## WHAT IS EXPECTED
Copy the lines below word for word, starting at the line that contains "What elements are" and ending at the line that contains "document-version: v2014-03-17 [875,25,972,44]". Leave the pictures out of your copy.

## DATA ROWS
..............................

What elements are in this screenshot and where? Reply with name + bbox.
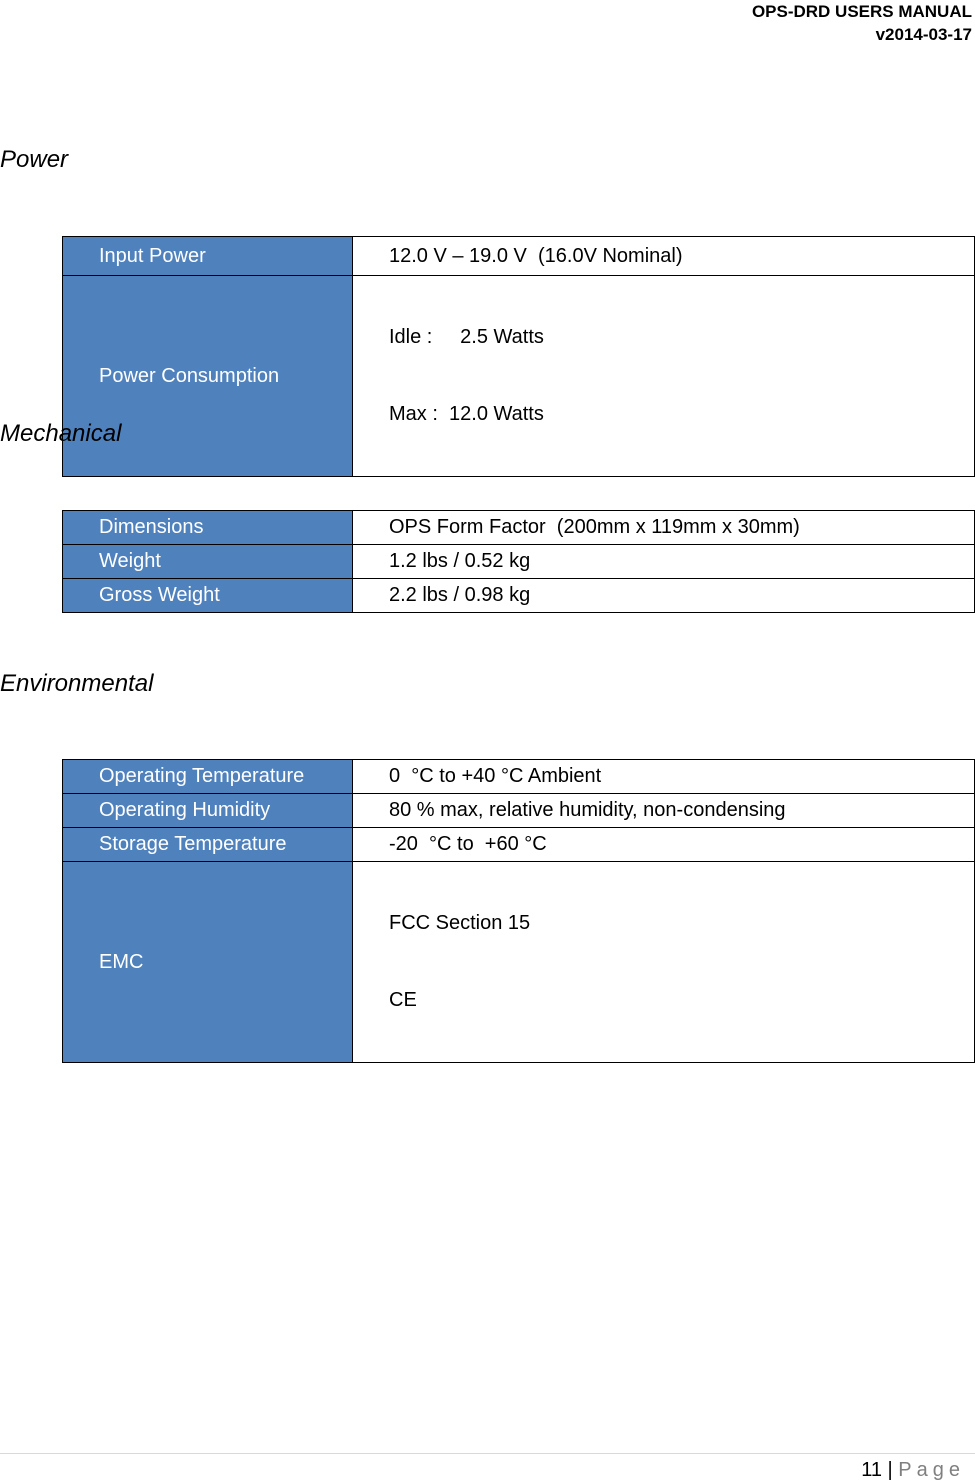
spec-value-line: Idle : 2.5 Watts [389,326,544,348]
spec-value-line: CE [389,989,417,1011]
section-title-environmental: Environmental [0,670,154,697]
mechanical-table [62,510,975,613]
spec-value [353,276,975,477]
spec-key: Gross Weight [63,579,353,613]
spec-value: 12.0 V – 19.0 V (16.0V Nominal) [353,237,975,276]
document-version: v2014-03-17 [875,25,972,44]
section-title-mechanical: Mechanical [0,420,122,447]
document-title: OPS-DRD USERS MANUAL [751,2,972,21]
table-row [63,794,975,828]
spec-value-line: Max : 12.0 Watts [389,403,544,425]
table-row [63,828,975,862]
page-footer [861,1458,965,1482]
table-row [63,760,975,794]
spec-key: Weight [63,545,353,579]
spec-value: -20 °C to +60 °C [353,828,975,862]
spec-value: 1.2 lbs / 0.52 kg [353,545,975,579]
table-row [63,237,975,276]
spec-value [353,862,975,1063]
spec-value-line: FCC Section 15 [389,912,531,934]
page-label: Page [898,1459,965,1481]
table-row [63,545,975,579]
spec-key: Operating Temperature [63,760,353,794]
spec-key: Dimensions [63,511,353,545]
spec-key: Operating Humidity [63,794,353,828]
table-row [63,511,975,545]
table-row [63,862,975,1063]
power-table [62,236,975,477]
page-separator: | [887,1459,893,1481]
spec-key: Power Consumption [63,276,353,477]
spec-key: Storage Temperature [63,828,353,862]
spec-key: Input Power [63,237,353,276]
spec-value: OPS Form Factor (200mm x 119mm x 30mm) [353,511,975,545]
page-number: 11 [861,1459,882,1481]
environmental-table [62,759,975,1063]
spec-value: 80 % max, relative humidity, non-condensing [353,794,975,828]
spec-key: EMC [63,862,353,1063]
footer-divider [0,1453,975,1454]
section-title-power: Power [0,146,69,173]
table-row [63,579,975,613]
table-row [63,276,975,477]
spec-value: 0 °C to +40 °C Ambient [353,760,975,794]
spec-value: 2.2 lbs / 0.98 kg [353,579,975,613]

..............................

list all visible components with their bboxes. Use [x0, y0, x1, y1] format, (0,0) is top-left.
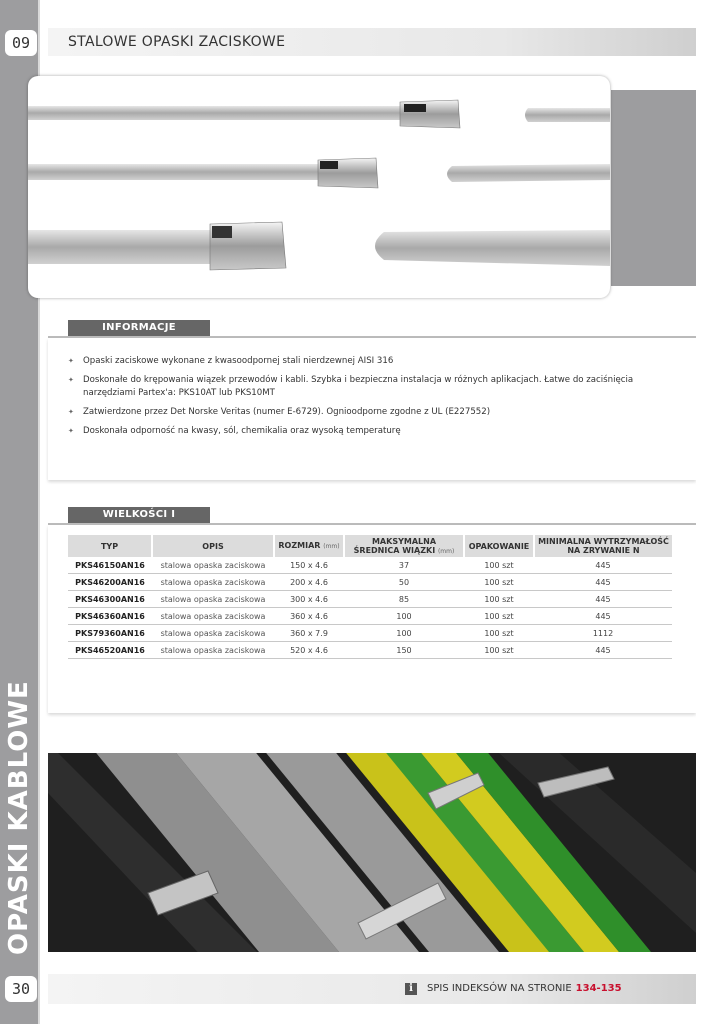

..............................

## CORRECT OUTPUT
What elements are in this screenshot and where? Reply with name + bbox.
spec-value-line: Idle : 2.5 Watts [389,326,544,348]
spec-value-line: CE [389,989,417,1011]
section-title-environmental: Environmental [0,670,154,697]
mechanical-table [62,510,975,613]
spec-value [353,276,975,477]
spec-key: Gross Weight [63,579,353,613]
spec-value: 12.0 V – 19.0 V (16.0V Nominal) [353,237,975,276]
document-version: v2014-03-17 [875,25,972,44]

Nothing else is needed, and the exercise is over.